### Passage to read:

So yeah. Intermittent crying all the way home. When I finally got home, I was no longer feeling the pain, so I was back to the Indigestion Theory, and had made up my mind that I would just take some Pepto and lie down for awhile. Unfortunately, I’d already told PBD earlier in the day that I wanted to go to the gym, so when I got home, he was dressed and ready. I’m not particularly good at lying, so when he wondered why I was no longer interested, I spat out the truth. Then I told him that no, I did NOT want to go to the hospital, because I didn’t want to force all of us to spend what was bound to be our entire evening in the ER—nor did I want to spend what was bound to be the cost of live His and Hers camels from a Neiman-Marcus catalog in medical bills—just to find out that nothing was wrong with me.

Which is pretty much what we did. (“With YOUR family history,” said PBD, “you betta get your ass in the car.” Or something like that. So I did.) The EKG, the chest X-ray, and what seemed like 17,932 blood tests due to my fear and loathing of needles(but was really more like two) all came up clear, and after another romantic ER evening (during which our son kept his face buried in an iPad, and PBD entertained me by looking up angina symptoms on his phone, and reading aloud to me from his findings), I was sent home.

### Apply what you read:
1. In the ER story above, what did the son do during the evening at the hospital?
2. Say whether each statement agrees with the ER story above, answering yes or no and quoting the words that decide it: (a) On getting home, the narrator wanted to go to the hospital. (b) The tests at the ER came up clear. (c) PBD read aloud about angina symptoms from his phone.

### Entries supplied:
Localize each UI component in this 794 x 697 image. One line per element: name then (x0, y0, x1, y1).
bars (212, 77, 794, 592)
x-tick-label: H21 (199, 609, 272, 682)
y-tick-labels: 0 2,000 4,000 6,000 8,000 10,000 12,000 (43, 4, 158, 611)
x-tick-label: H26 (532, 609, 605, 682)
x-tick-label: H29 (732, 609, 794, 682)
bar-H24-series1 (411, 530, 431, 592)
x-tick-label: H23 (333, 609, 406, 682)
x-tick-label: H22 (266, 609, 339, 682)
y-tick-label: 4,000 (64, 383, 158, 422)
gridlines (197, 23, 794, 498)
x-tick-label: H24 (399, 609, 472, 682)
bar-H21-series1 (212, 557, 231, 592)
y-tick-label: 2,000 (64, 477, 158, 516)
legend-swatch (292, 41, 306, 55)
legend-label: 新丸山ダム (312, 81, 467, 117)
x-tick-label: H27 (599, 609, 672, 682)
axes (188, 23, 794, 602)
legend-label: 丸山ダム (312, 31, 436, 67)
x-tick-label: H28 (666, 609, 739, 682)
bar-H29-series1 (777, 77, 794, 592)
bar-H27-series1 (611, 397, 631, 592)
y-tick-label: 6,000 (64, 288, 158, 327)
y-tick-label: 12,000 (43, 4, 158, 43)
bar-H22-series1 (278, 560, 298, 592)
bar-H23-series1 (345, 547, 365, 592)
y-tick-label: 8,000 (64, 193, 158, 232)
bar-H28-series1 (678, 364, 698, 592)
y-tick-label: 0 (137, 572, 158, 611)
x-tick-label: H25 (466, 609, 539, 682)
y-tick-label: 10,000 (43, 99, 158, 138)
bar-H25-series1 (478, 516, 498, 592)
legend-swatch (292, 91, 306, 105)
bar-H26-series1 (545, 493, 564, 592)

### Replies:
1. He kept his face buried in an iPad.

2.
(a) No: "I did NOT want to go to the hospital"
(b) Yes: "all came up clear"
(c) Yes: "PBD entertained me by looking up angina symptoms on his phone, and reading aloud to me from his findings"